- **Given instruction**: Report how many lines contain the word "state", with no other text.

— START Extracted information —

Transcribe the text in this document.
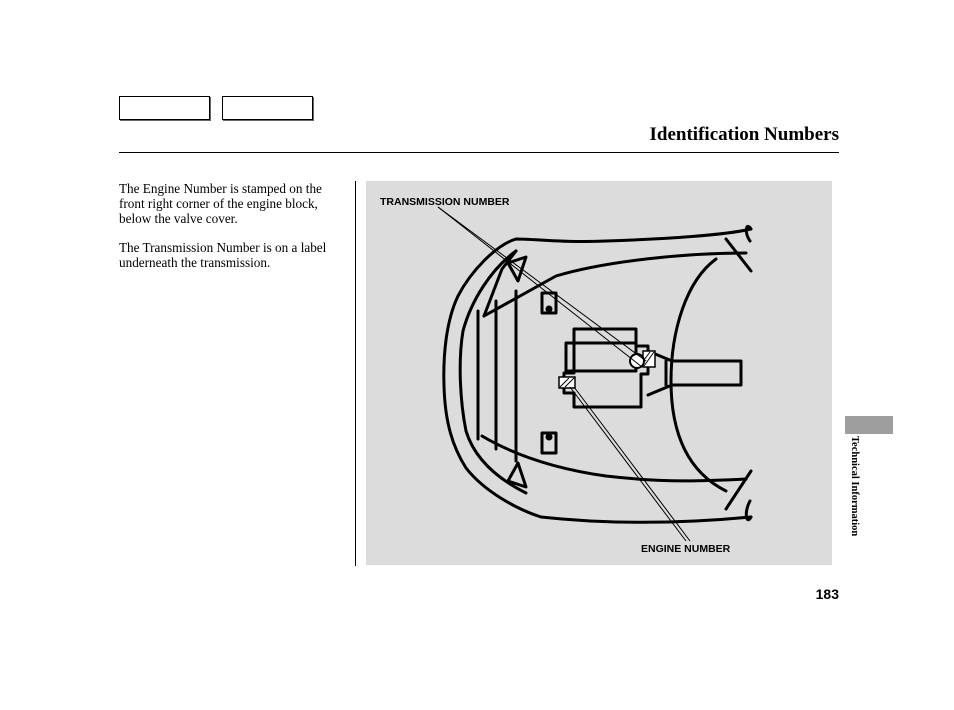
Identification Numbers

The Engine Number is stamped on the front right corner of the engine block, below the valve cover.

The Transmission Number is on a label underneath the transmission.

TRANSMISSION NUMBER
ENGINE NUMBER
Technical Information
183
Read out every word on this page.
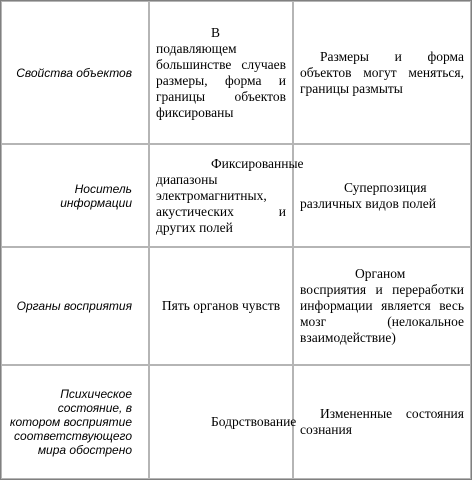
Свойства объектов	В подавляющем большинстве случаев размеры, форма и границы объектов фиксированы	Размеры и форма объектов могут меняться, границы размыты

Носитель информации	Фиксированные диапазоны электромагнитных, акустических и других полей	Суперпозиция различных видов полей

Органы восприятия	Пять органов чувств	Органом восприятия и переработки информации является весь мозг (нелокальное взаимодействие)

Психическое состояние, в котором восприятие соответствующего мира обострено	Бодрствование	Измененные состояния сознания
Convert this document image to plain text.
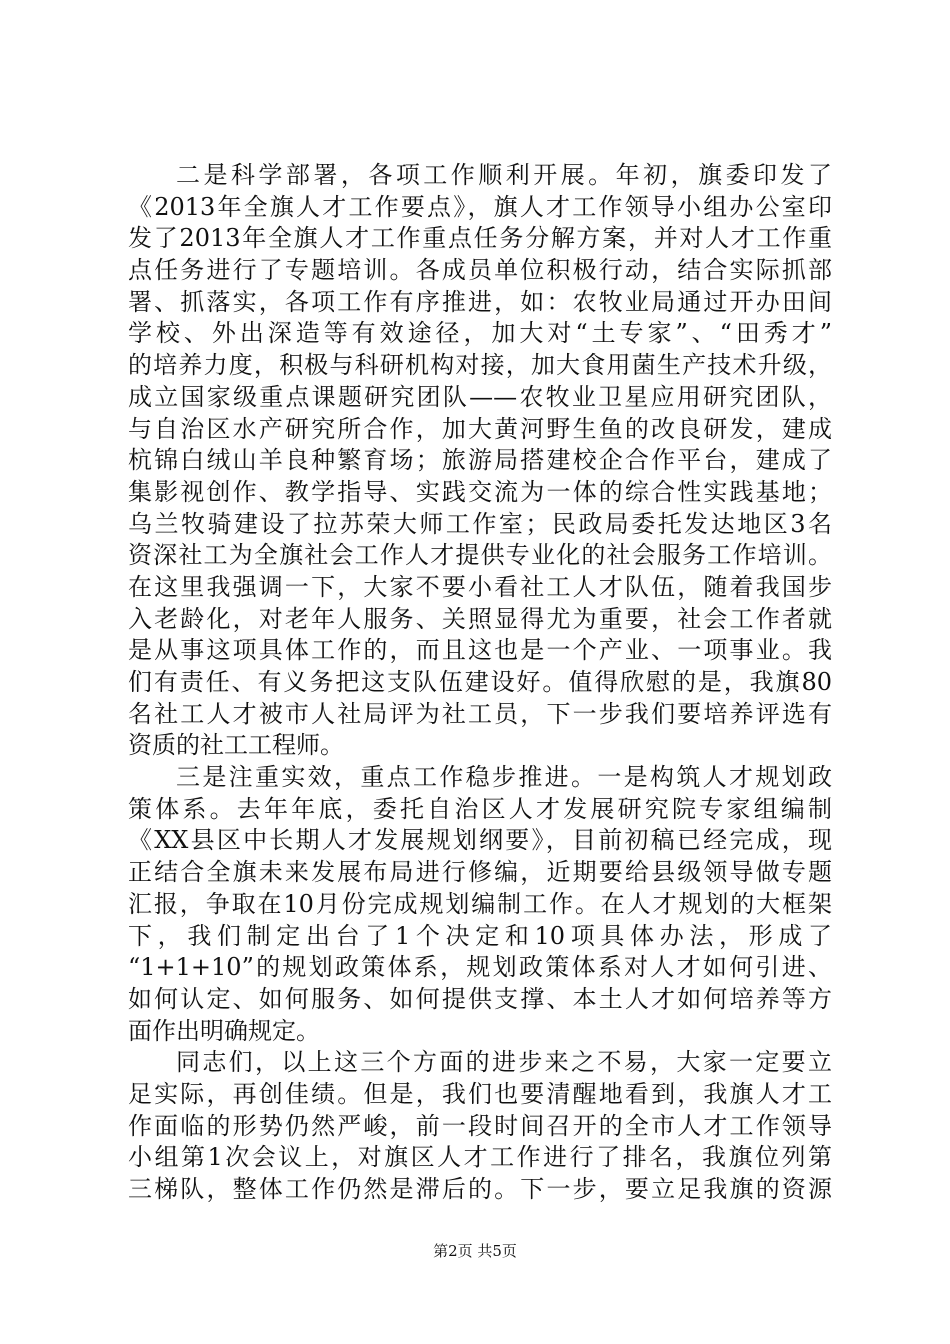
二是科学部署，各项工作顺利开展。年初，旗委印发了
《2013年全旗人才工作要点》，旗人才工作领导小组办公室印
发了2013年全旗人才工作重点任务分解方案，并对人才工作重
点任务进行了专题培训。各成员单位积极行动，结合实际抓部
署、抓落实，各项工作有序推进，如：农牧业局通过开办田间
学校、外出深造等有效途径，加大对“土专家”、“田秀才”
的培养力度，积极与科研机构对接，加大食用菌生产技术升级，
成立国家级重点课题研究团队——农牧业卫星应用研究团队，
与自治区水产研究所合作，加大黄河野生鱼的改良研发，建成
杭锦白绒山羊良种繁育场；旅游局搭建校企合作平台，建成了
集影视创作、教学指导、实践交流为一体的综合性实践基地；
乌兰牧骑建设了拉苏荣大师工作室；民政局委托发达地区3名
资深社工为全旗社会工作人才提供专业化的社会服务工作培训。
在这里我强调一下，大家不要小看社工人才队伍，随着我国步
入老龄化，对老年人服务、关照显得尤为重要，社会工作者就
是从事这项具体工作的，而且这也是一个产业、一项事业。我
们有责任、有义务把这支队伍建设好。值得欣慰的是，我旗80
名社工人才被市人社局评为社工员，下一步我们要培养评选有
资质的社工工程师。
三是注重实效，重点工作稳步推进。一是构筑人才规划政
策体系。去年年底，委托自治区人才发展研究院专家组编制
《XX县区中长期人才发展规划纲要》，目前初稿已经完成，现
正结合全旗未来发展布局进行修编，近期要给县级领导做专题
汇报，争取在10月份完成规划编制工作。在人才规划的大框架
下，我们制定出台了1个决定和10项具体办法，形成了
“1+1+10”的规划政策体系，规划政策体系对人才如何引进、
如何认定、如何服务、如何提供支撑、本土人才如何培养等方
面作出明确规定。
同志们，以上这三个方面的进步来之不易，大家一定要立
足实际，再创佳绩。但是，我们也要清醒地看到，我旗人才工
作面临的形势仍然严峻，前一段时间召开的全市人才工作领导
小组第1次会议上，对旗区人才工作进行了排名，我旗位列第
三梯队，整体工作仍然是滞后的。下一步，要立足我旗的资源
第2页 共5页
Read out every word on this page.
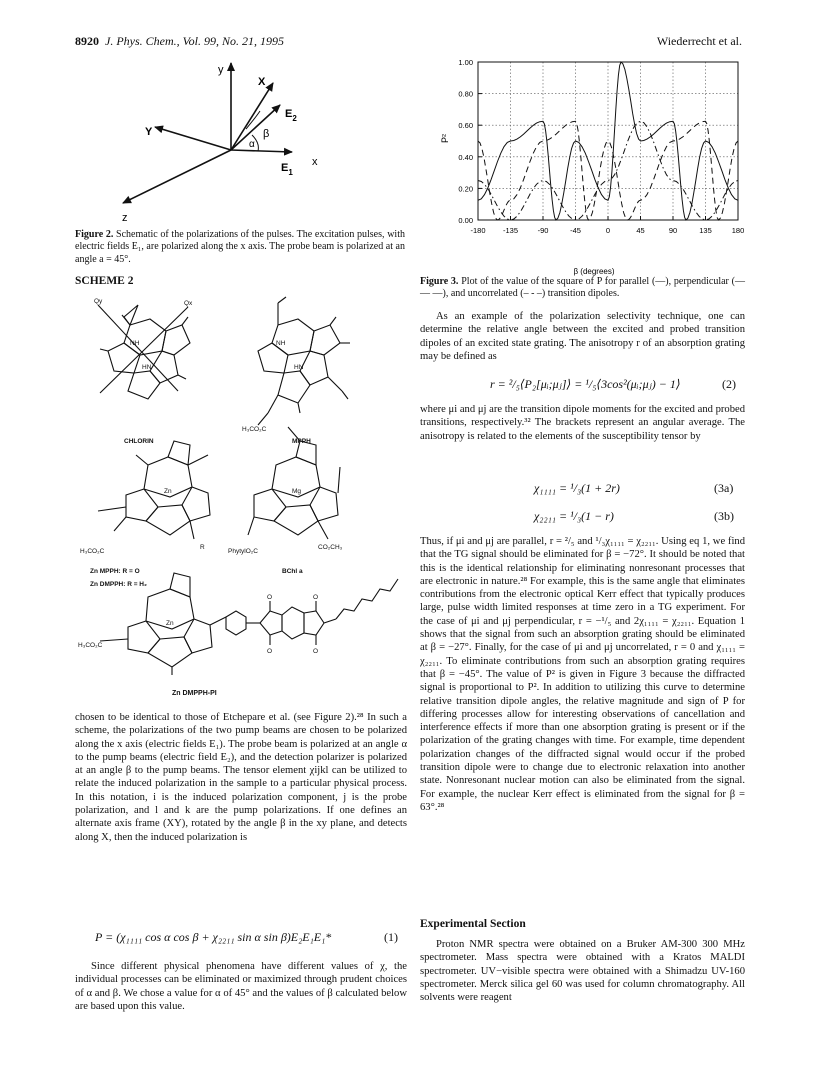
8920 J. Phys. Chem., Vol. 99, No. 21, 1995	Wiederrecht et al.
y
X
$E_2$
β
α
Y
x
$E_1$
z
Figure 2. Schematic of the polarizations of the pulses. The excitation pulses, with electric fields E₁, are polarized along the x axis. The probe beam is polarized at an angle a = 45°.
SCHEME 2
Qy	Qx
NH
HN
CHLORIN
NH
HN
H₃CO₂C
MPPH
Zn
R
H₃CO₂C
Mg
PhytylO₂C
CO₂CH₃
Zn MPPH: R = O
Zn DMPPH: R = H₂
BChl a
Zn
H₃CO₂C
O
O
O
O
Zn DMPPH-PI
chosen to be identical to those of Etchepare et al. (see Figure 2).²⁸ In such a scheme, the polarizations of the two pump beams are chosen to be polarized along the x axis (electric fields E₁). The probe beam is polarized at an angle α to the pump beams (electric field E₂), and the detection polarizer is polarized at an angle β to the pump beams. The tensor element χijkl can be utilized to relate the induced polarization in the sample to a particular physical process. In this notation, i is the induced polarization component, j is the probe polarization, and l and k are the pump polarizations. If one defines an alternate axis frame (XY), rotated by the angle β in the xy plane, and detects along X, then the induced polarization is
P = (χ₁₁₁₁ cos α cos β + χ₂₂₁₁ sin α sin β)E₂E₁E₁*	(1)
Since different physical phenomena have different values of χ, the individual processes can be eliminated or maximized through prudent choices of α and β. We chose a value for α of 45° and the values of β calculated below are based upon this value.
-180 -135	-90	-45	0	45	90	135	180
0.00
0.20
0.40
0.60
0.80
1.00
P²
β (degrees)
Figure 3. Plot of the value of the square of P for parallel (—), perpendicular (— — —), and uncorrelated (– - –) transition dipoles.
As an example of the polarization selectivity technique, one can determine the relative angle between the excited and probed transition dipoles of an excited state grating. The anisotropy r of an absorption grating may be defined as
r = ²/₅⟨P₂[μᵢ;μⱼ]⟩ = ¹/₅⟨3cos²(μᵢ;μⱼ) − 1⟩	(2)
where μi and μj are the transition dipole moments for the excited and probed transitions, respectively.³² The brackets represent an angular average. The anisotropy is related to the elements of the susceptibility tensor by
χ₁₁₁₁ = ¹/₃(1 + 2r)	(3a)
χ₂₂₁₁ = ¹/₃(1 − r)	(3b)
Thus, if μi and μj are parallel, r = ²/₅ and ¹/₃χ₁₁₁₁ = χ₂₂₁₁. Using eq 1, we find that the TG signal should be eliminated for β = −72°. It should be noted that this is the identical relationship for eliminating nonresonant processes that are electronic in nature.²⁸ For example, this is the same angle that eliminates contributions from the electronic optical Kerr effect that typically produces large, pulse width limited responses at time zero in a TG experiment. For the case of μi and μj perpendicular, r = −¹/₅ and 2χ₁₁₁₁ = χ₂₂₁₁. Equation 1 shows that the signal from such an absorption grating should be eliminated at β = −27°. Finally, for the case of μi and μj uncorrelated, r = 0 and χ₁₁₁₁ = χ₂₂₁₁. To eliminate contributions from such an absorption grating requires that β = −45°. The value of P² is given in Figure 3 because the diffracted signal is proportional to P². In addition to utilizing this curve to determine relative transition dipole angles, the relative magnitude and sign of P for differing processes allow for interesting observations of cancellation and interference effects if more than one absorption grating is present or if the polarization of the grating changes with time. For example, time dependent polarization changes of the diffracted signal would occur if the probed transition dipole were to change due to electronic relaxation into another state. Nonresonant nuclear motion can also be eliminated from the signal. For example, the nuclear Kerr effect is eliminated from the signal for β = 63°.²⁸
Experimental Section
Proton NMR spectra were obtained on a Bruker AM-300 300 MHz spectrometer. Mass spectra were obtained with a Kratos MALDI spectrometer. UV−visible spectra were obtained with a Shimadzu UV-160 spectrometer. Merck silica gel 60 was used for column chromatography. All solvents were reagent
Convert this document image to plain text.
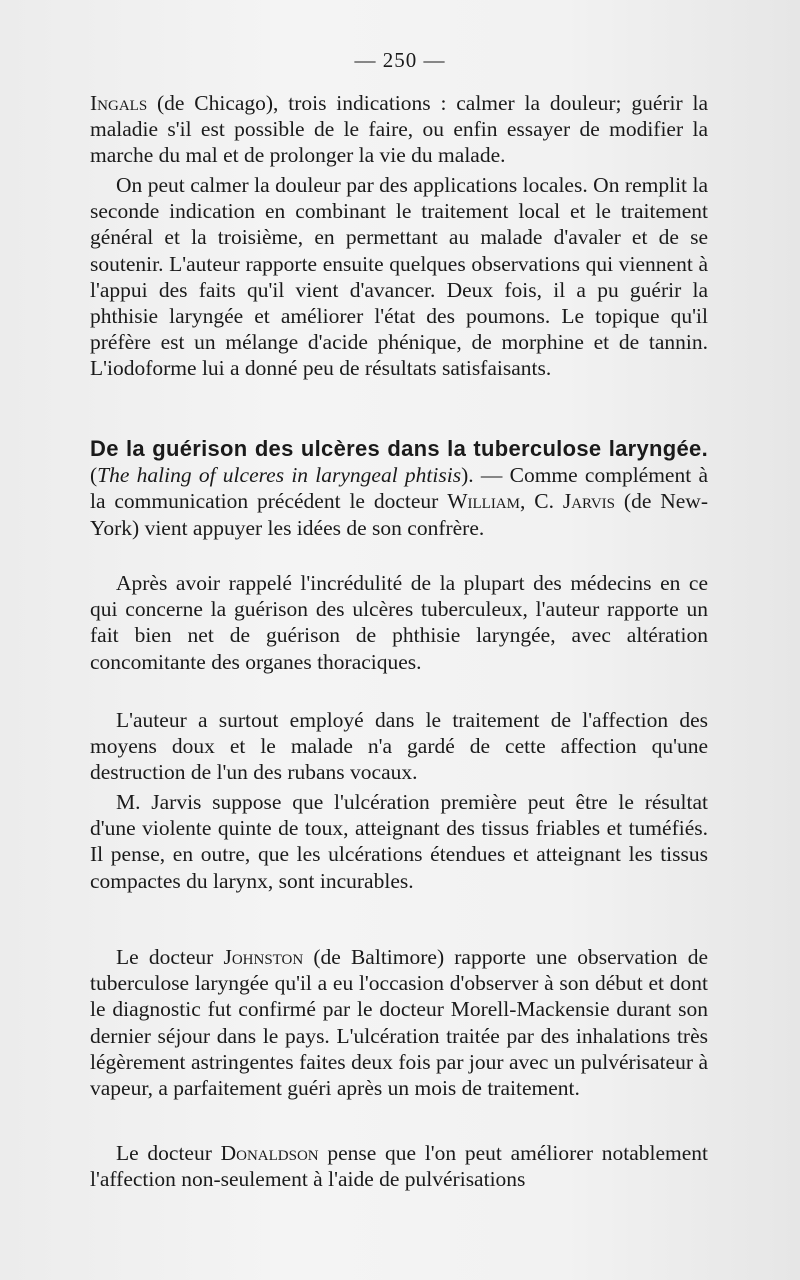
— 250 —

Ingals (de Chicago), trois indications : calmer la douleur; guérir la maladie s'il est possible de le faire, ou enfin essayer de modifier la marche du mal et de prolonger la vie du malade.

On peut calmer la douleur par des applications locales. On remplit la seconde indication en combinant le traitement local et le traitement général et la troisième, en permettant au malade d'avaler et de se soutenir. L'auteur rapporte ensuite quelques observations qui viennent à l'appui des faits qu'il vient d'avancer. Deux fois, il a pu guérir la phthisie laryngée et améliorer l'état des poumons. Le topique qu'il préfère est un mélange d'acide phénique, de morphine et de tannin. L'iodoforme lui a donné peu de résultats satisfaisants.

De la guérison des ulcères dans la tuberculose laryngée. (The haling of ulceres in laryngeal phtisis). — Comme complément à la communication précédent le docteur William, C. Jarvis (de New-York) vient appuyer les idées de son confrère.

Après avoir rappelé l'incrédulité de la plupart des médecins en ce qui concerne la guérison des ulcères tuberculeux, l'auteur rapporte un fait bien net de guérison de phthisie laryngée, avec altération concomitante des organes thoraciques.

L'auteur a surtout employé dans le traitement de l'affection des moyens doux et le malade n'a gardé de cette affection qu'une destruction de l'un des rubans vocaux.

M. Jarvis suppose que l'ulcération première peut être le résultat d'une violente quinte de toux, atteignant des tissus friables et tuméfiés. Il pense, en outre, que les ulcérations étendues et atteignant les tissus compactes du larynx, sont incurables.

Le docteur Johnston (de Baltimore) rapporte une observation de tuberculose laryngée qu'il a eu l'occasion d'observer à son début et dont le diagnostic fut confirmé par le docteur Morell-Mackensie durant son dernier séjour dans le pays. L'ulcération traitée par des inhalations très légèrement astringentes faites deux fois par jour avec un pulvérisateur à vapeur, a parfaitement guéri après un mois de traitement.

Le docteur Donaldson pense que l'on peut améliorer notablement l'affection non-seulement à l'aide de pulvérisations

— END Extracted information —

- **Completed task**: 2